Las redes sociales y la internet, cuando se convierten en una obsesión, en vez de puentes, colocan valladares en la interrelación de la gente.
Pasan a ser un recurso antisocial: pues nada importa y nada es nada cuando una persona está delante de su equipo siguiendo las imágenes y los mensajes que se difunden a través de su tableta o celular. He llegado a algunos restaurantes donde familias completas, enmudecidas, se aíslan inmersas en sus aparatos. Están físicamente juntos en la mesa, pero socialmente distantes.
Es increíble que un recurso que sirve para comunicar, también sirva para incomunicar.
Muchos profesionales de la psicología sostienen que las redes sociales y la internet, en términos de dependencia, pueden dar pie a trastornos parecidos a la ludopatía. Las cosas buenas también pueden tener cosas malas.
Otro aspecto que también llama la atención de las redes sociales es el exhibicionismo. Ese afán desmedido por mostrar al mundo los lugares que se visitan, la gente con quien se reúnen, en fin, las cosas que banalizan el disfrute de la gente, dando la impresión de que el goce verdadero no está en la satisfacción que produce el lugar, sino en el que produce mostrar dónde se está y con quien se está, siempre que el lugar y la compañia tengan alguna notoriedad social, artística o política.
▬▬▬
» **Usando la información**
A. Devuelve sin cambios el pasaje del texto sobre las redes sociales que va de "Las redes sociales y la internet, cuando" a "sirva para incomunicar.".
B. Enumera los tipos de notoriedad que nombra el texto sobre las redes sociales.
Las entradas no tienen nada que ver con el texto sobre las redes sociales.

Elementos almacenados
▬▬▬
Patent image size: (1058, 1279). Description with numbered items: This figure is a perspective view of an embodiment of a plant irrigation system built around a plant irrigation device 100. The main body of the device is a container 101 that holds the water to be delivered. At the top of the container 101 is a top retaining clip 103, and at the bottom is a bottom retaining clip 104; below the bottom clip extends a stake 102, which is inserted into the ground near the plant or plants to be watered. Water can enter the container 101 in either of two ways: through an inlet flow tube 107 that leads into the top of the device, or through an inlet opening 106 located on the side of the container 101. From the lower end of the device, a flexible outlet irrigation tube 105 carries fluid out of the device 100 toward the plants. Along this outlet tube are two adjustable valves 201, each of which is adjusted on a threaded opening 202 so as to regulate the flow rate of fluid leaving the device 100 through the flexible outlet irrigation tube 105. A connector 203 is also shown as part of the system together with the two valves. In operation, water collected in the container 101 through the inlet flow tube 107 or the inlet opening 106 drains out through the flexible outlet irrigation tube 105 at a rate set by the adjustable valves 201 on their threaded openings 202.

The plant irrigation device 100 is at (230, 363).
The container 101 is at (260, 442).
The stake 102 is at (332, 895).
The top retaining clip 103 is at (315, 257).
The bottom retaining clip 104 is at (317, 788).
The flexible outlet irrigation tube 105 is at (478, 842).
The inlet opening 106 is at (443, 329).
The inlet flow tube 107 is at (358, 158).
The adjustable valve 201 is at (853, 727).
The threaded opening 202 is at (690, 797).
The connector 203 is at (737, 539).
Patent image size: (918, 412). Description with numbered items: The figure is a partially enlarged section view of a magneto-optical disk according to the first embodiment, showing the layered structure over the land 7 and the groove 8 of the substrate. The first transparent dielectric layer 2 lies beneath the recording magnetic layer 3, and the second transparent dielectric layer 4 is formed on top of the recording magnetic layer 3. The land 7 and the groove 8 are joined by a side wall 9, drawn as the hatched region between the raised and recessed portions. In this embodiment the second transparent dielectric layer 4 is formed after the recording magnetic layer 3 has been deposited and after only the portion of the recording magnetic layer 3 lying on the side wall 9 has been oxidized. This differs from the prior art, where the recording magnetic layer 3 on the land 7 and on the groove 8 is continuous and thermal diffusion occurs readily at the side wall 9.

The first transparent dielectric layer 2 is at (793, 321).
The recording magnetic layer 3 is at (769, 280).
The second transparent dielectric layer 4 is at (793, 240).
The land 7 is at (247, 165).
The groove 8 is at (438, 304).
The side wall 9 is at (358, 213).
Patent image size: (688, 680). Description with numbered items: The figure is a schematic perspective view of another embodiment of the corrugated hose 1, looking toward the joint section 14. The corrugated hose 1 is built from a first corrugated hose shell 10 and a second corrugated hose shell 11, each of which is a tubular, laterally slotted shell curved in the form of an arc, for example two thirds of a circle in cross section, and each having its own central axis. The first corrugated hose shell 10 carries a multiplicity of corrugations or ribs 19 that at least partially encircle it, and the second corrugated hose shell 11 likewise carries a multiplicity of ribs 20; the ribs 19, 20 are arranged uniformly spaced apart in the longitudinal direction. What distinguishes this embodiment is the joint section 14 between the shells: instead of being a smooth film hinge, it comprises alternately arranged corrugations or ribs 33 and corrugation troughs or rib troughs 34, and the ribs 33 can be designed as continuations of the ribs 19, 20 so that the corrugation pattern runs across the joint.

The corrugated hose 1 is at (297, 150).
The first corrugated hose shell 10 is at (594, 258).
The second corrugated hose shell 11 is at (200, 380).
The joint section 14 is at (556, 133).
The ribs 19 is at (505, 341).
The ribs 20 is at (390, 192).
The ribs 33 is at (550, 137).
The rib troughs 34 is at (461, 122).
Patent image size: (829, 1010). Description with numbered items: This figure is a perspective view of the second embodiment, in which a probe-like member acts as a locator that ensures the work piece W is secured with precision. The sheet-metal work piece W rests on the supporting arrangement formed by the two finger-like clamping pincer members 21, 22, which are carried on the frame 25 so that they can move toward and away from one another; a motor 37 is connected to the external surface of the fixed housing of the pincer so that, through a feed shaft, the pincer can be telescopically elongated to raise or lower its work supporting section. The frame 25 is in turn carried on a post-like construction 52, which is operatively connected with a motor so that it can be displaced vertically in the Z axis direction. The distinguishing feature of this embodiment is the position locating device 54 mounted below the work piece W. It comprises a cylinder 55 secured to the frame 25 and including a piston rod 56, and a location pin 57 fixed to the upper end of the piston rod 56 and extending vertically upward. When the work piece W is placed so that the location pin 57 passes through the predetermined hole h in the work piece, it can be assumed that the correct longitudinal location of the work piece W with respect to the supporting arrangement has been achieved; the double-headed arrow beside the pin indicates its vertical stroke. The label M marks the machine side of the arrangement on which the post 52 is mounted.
▬▬▬
» **Respuestas por tarea**
A.
Las redes sociales y la internet, cuando se convierten en una obsesión, en vez de puentes, colocan valladares en la interrelación de la gente.
Pasan a ser un recurso antisocial: pues nada importa y nada es nada cuando una persona está delante de su equipo siguiendo las imágenes y los mensajes que se difunden a través de su tableta o celular. He llegado a algunos restaurantes donde familias completas, enmudecidas, se aíslan inmersas en sus aparatos. Están físicamente juntos en la mesa, pero socialmente distantes.
Es increíble que un recurso que sirve para comunicar, también sirva para incomunicar.

B.
- Social
- Artística
- Política